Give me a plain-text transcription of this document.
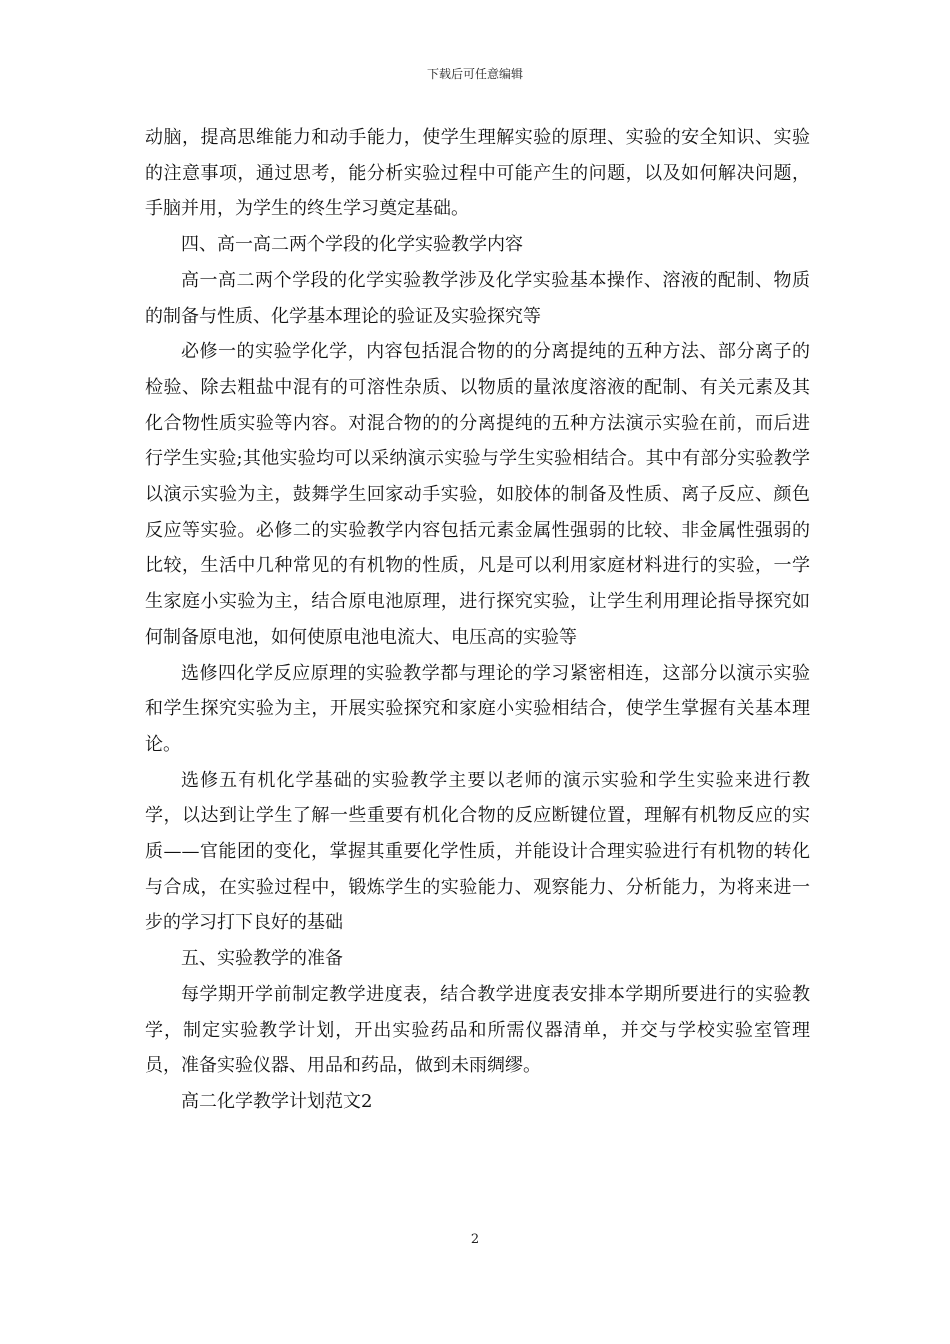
下载后可任意编辑

动脑，提高思维能力和动手能力，使学生理解实验的原理、实验的安全知识、实验的注意事项，通过思考，能分析实验过程中可能产生的问题，以及如何解决问题，手脑并用，为学生的终生学习奠定基础。

四、高一高二两个学段的化学实验教学内容

高一高二两个学段的化学实验教学涉及化学实验基本操作、溶液的配制、物质的制备与性质、化学基本理论的验证及实验探究等

必修一的实验学化学，内容包括混合物的的分离提纯的五种方法、部分离子的检验、除去粗盐中混有的可溶性杂质、以物质的量浓度溶液的配制、有关元素及其化合物性质实验等内容。对混合物的的分离提纯的五种方法演示实验在前，而后进行学生实验;其他实验均可以采纳演示实验与学生实验相结合。其中有部分实验教学以演示实验为主，鼓舞学生回家动手实验，如胶体的制备及性质、离子反应、颜色反应等实验。必修二的实验教学内容包括元素金属性强弱的比较、非金属性强弱的比较，生活中几种常见的有机物的性质，凡是可以利用家庭材料进行的实验，一学生家庭小实验为主，结合原电池原理，进行探究实验，让学生利用理论指导探究如何制备原电池，如何使原电池电流大、电压高的实验等

选修四化学反应原理的实验教学都与理论的学习紧密相连，这部分以演示实验和学生探究实验为主，开展实验探究和家庭小实验相结合，使学生掌握有关基本理论。

选修五有机化学基础的实验教学主要以老师的演示实验和学生实验来进行教学，以达到让学生了解一些重要有机化合物的反应断键位置，理解有机物反应的实质——官能团的变化，掌握其重要化学性质，并能设计合理实验进行有机物的转化与合成，在实验过程中，锻炼学生的实验能力、观察能力、分析能力，为将来进一步的学习打下良好的基础

五、实验教学的准备

每学期开学前制定教学进度表，结合教学进度表安排本学期所要进行的实验教学，制定实验教学计划，开出实验药品和所需仪器清单，并交与学校实验室管理员，准备实验仪器、用品和药品，做到未雨绸缪。

高二化学教学计划范文2

2
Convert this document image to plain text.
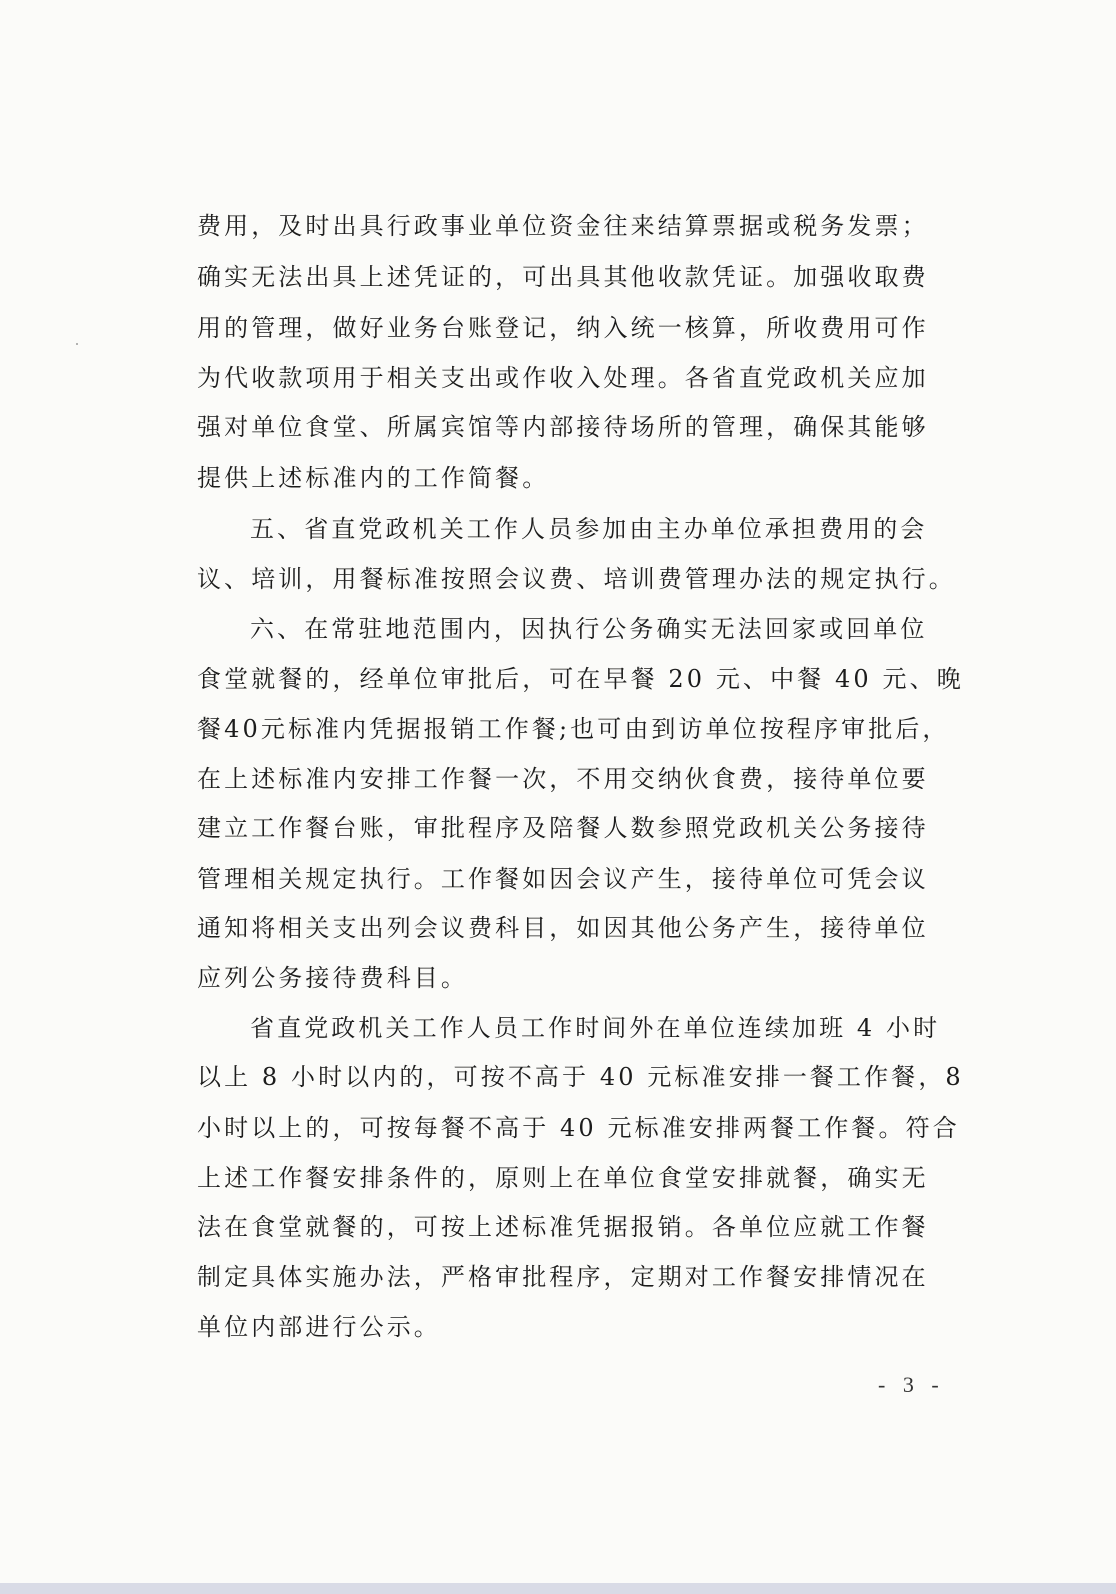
费用，及时出具行政事业单位资金往来结算票据或税务发票；
确实无法出具上述凭证的，可出具其他收款凭证。加强收取费
用的管理，做好业务台账登记，纳入统一核算，所收费用可作
为代收款项用于相关支出或作收入处理。各省直党政机关应加
强对单位食堂、所属宾馆等内部接待场所的管理，确保其能够
提供上述标准内的工作简餐。
五、省直党政机关工作人员参加由主办单位承担费用的会
议、培训，用餐标准按照会议费、培训费管理办法的规定执行。
六、在常驻地范围内，因执行公务确实无法回家或回单位
食堂就餐的，经单位审批后，可在早餐 20 元、中餐 40 元、晚
餐40元标准内凭据报销工作餐;也可由到访单位按程序审批后，
在上述标准内安排工作餐一次，不用交纳伙食费，接待单位要
建立工作餐台账，审批程序及陪餐人数参照党政机关公务接待
管理相关规定执行。工作餐如因会议产生，接待单位可凭会议
通知将相关支出列会议费科目，如因其他公务产生，接待单位
应列公务接待费科目。
省直党政机关工作人员工作时间外在单位连续加班 4 小时
以上 8 小时以内的，可按不高于 40 元标准安排一餐工作餐，8
小时以上的，可按每餐不高于 40 元标准安排两餐工作餐。符合
上述工作餐安排条件的，原则上在单位食堂安排就餐，确实无
法在食堂就餐的，可按上述标准凭据报销。各单位应就工作餐
制定具体实施办法，严格审批程序，定期对工作餐安排情况在
单位内部进行公示。
- 3 -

--

Write out each entry exactly as given, omitting any picture.

Give me a plain-text transcription of this document.
下载后可任意编辑

动脑，提高思维能力和动手能力，使学生理解实验的原理、实验的安全知识、实验的注意事项，通过思考，能分析实验过程中可能产生的问题，以及如何解决问题，手脑并用，为学生的终生学习奠定基础。

四、高一高二两个学段的化学实验教学内容

高一高二两个学段的化学实验教学涉及化学实验基本操作、溶液的配制、物质的制备与性质、化学基本理论的验证及实验探究等

必修一的实验学化学，内容包括混合物的的分离提纯的五种方法、部分离子的检验、除去粗盐中混有的可溶性杂质、以物质的量浓度溶液的配制、有关元素及其化合物性质实验等内容。对混合物的的分离提纯的五种方法演示实验在前，而后进行学生实验;其他实验均可以采纳演示实验与学生实验相结合。其中有部分实验教学以演示实验为主，鼓舞学生回家动手实验，如胶体的制备及性质、离子反应、颜色反应等实验。必修二的实验教学内容包括元素金属性强弱的比较、非金属性强弱的比较，生活中几种常见的有机物的性质，凡是可以利用家庭材料进行的实验，一学生家庭小实验为主，结合原电池原理，进行探究实验，让学生利用理论指导探究如何制备原电池，如何使原电池电流大、电压高的实验等

选修四化学反应原理的实验教学都与理论的学习紧密相连，这部分以演示实验和学生探究实验为主，开展实验探究和家庭小实验相结合，使学生掌握有关基本理论。

选修五有机化学基础的实验教学主要以老师的演示实验和学生实验来进行教学，以达到让学生了解一些重要有机化合物的反应断键位置，理解有机物反应的实质——官能团的变化，掌握其重要化学性质，并能设计合理实验进行有机物的转化与合成，在实验过程中，锻炼学生的实验能力、观察能力、分析能力，为将来进一步的学习打下良好的基础

五、实验教学的准备

每学期开学前制定教学进度表，结合教学进度表安排本学期所要进行的实验教学，制定实验教学计划，开出实验药品和所需仪器清单，并交与学校实验室管理员，准备实验仪器、用品和药品，做到未雨绸缪。

高二化学教学计划范文2

2
Convert this document image to plain text.
费用，及时出具行政事业单位资金往来结算票据或税务发票；
确实无法出具上述凭证的，可出具其他收款凭证。加强收取费
用的管理，做好业务台账登记，纳入统一核算，所收费用可作
为代收款项用于相关支出或作收入处理。各省直党政机关应加
强对单位食堂、所属宾馆等内部接待场所的管理，确保其能够
提供上述标准内的工作简餐。
五、省直党政机关工作人员参加由主办单位承担费用的会
议、培训，用餐标准按照会议费、培训费管理办法的规定执行。
六、在常驻地范围内，因执行公务确实无法回家或回单位
食堂就餐的，经单位审批后，可在早餐 20 元、中餐 40 元、晚
餐40元标准内凭据报销工作餐;也可由到访单位按程序审批后，
在上述标准内安排工作餐一次，不用交纳伙食费，接待单位要
建立工作餐台账，审批程序及陪餐人数参照党政机关公务接待
管理相关规定执行。工作餐如因会议产生，接待单位可凭会议
通知将相关支出列会议费科目，如因其他公务产生，接待单位
应列公务接待费科目。
省直党政机关工作人员工作时间外在单位连续加班 4 小时
以上 8 小时以内的，可按不高于 40 元标准安排一餐工作餐，8
小时以上的，可按每餐不高于 40 元标准安排两餐工作餐。符合
上述工作餐安排条件的，原则上在单位食堂安排就餐，确实无
法在食堂就餐的，可按上述标准凭据报销。各单位应就工作餐
制定具体实施办法，严格审批程序，定期对工作餐安排情况在
单位内部进行公示。
- 3 -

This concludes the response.